_Aim:_ Your task is to repeat all of the data exactly while excluding the pictures.

Start Provided data

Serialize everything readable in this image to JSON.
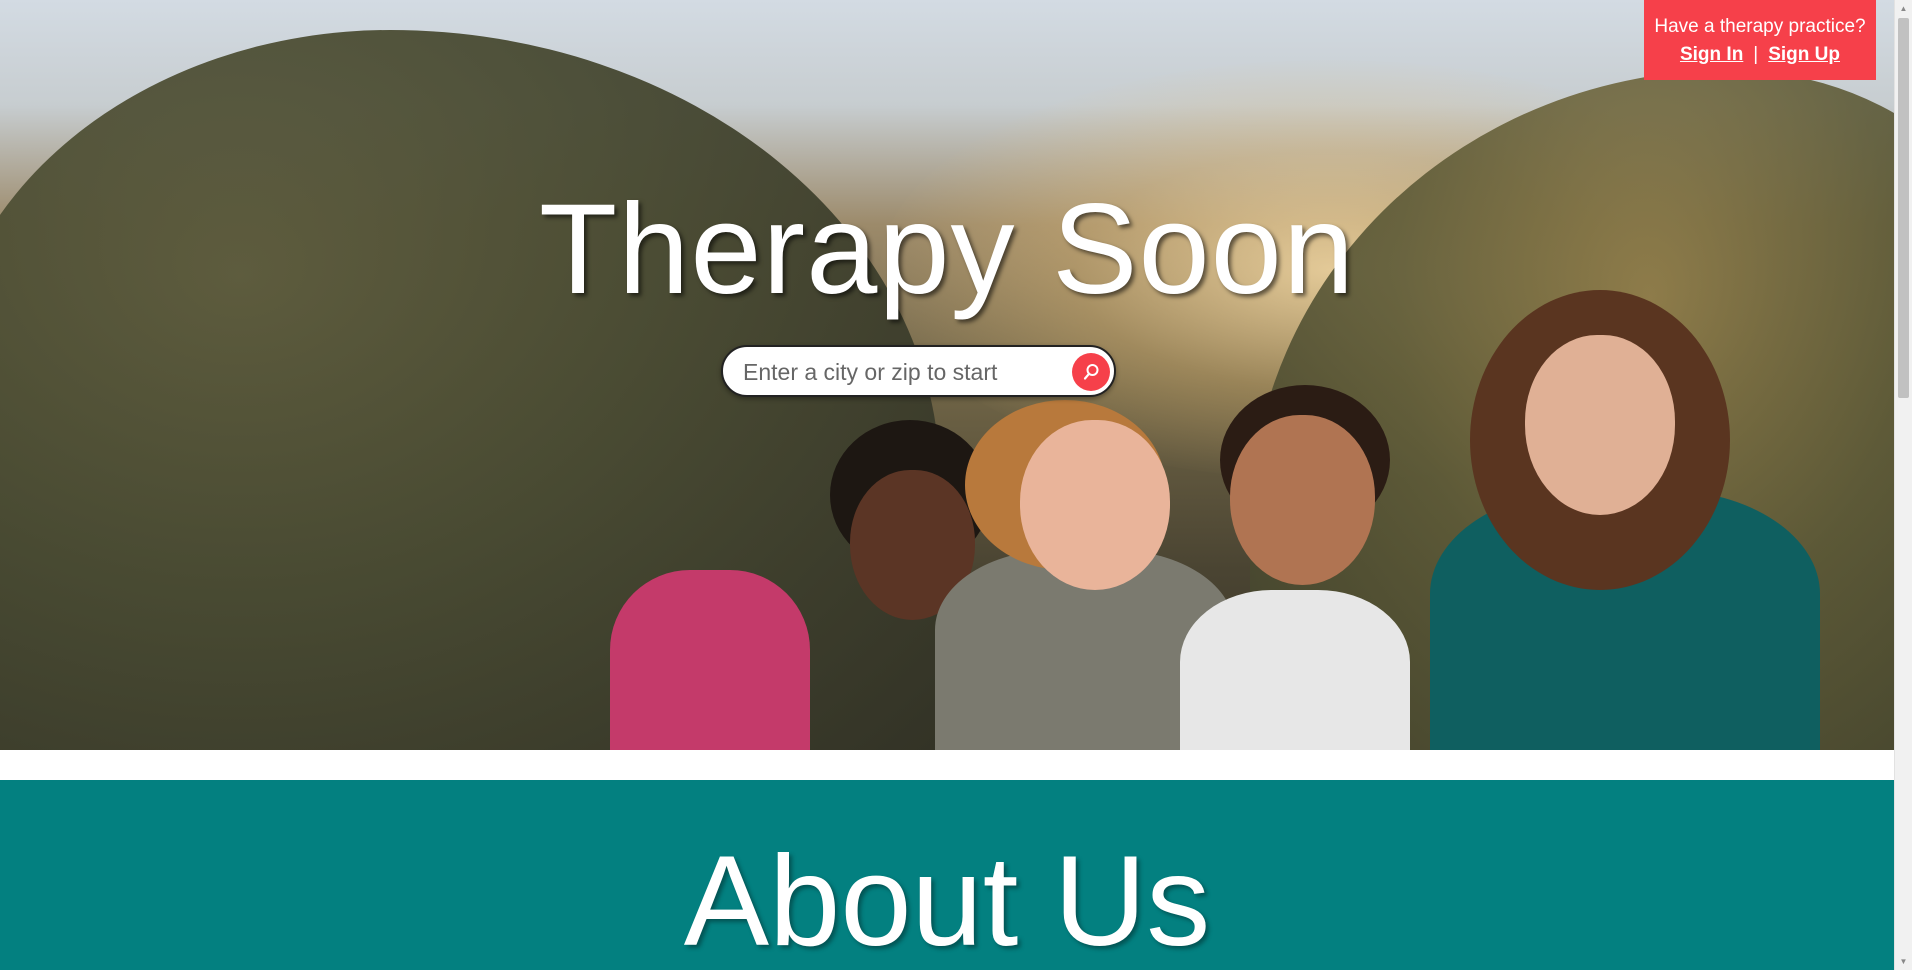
{
  "practice": {
    "question": "Have a therapy practice?",
    "sign_in": "Sign In",
    "separator": "|",
    "sign_up": "Sign Up"
  },
  "hero": {
    "title": "Therapy Soon",
    "image_icon": "hero-photo-image"
  },
  "search": {
    "placeholder": "Enter a city or zip to start",
    "value": "",
    "button_icon": "search-icon"
  },
  "about": {
    "title": "About Us"
  },
  "colors": {
    "accent": "#f6404a",
    "teal": "#038080",
    "white": "#ffffff"
  }
}
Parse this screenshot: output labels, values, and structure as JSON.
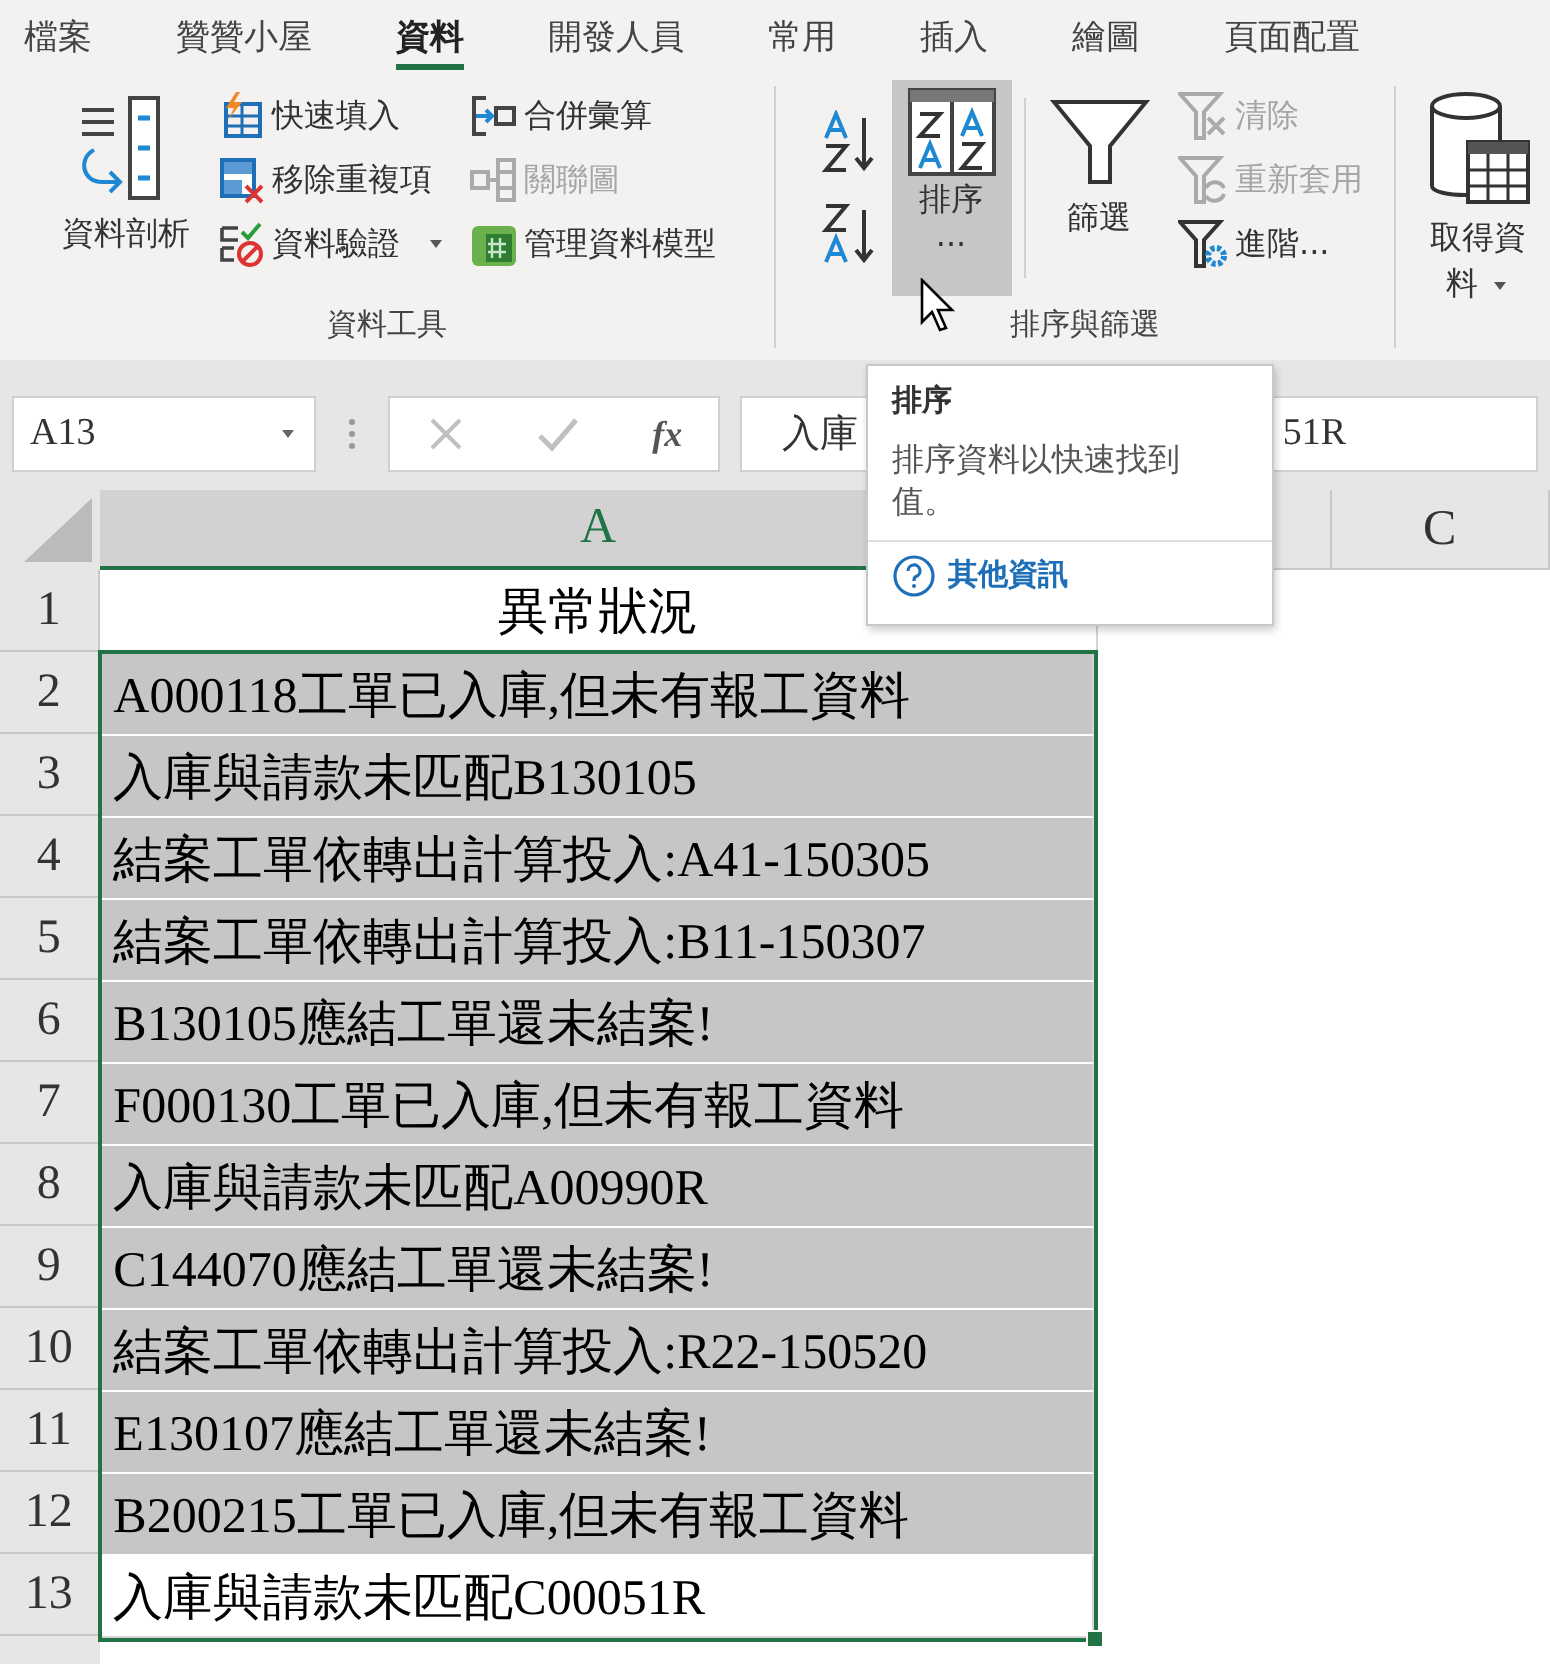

End Provided data

_Problem solution:_
Serialize everything readable in this image to JSON.
{
  "practice": {
    "question": "Have a therapy practice?",
    "sign_in": "Sign In",
    "separator": "|",
    "sign_up": "Sign Up"
  },
  "hero": {
    "title": "Therapy Soon",
    "image_icon": "hero-photo-image"
  },
  "search": {
    "placeholder": "Enter a city or zip to start",
    "value": "",
    "button_icon": "search-icon"
  },
  "about": {
    "title": "About Us"
  },
  "colors": {
    "accent": "#f6404a",
    "teal": "#038080",
    "white": "#ffffff"
  }
}
Parse this screenshot: output labels, values, and structure as JSON.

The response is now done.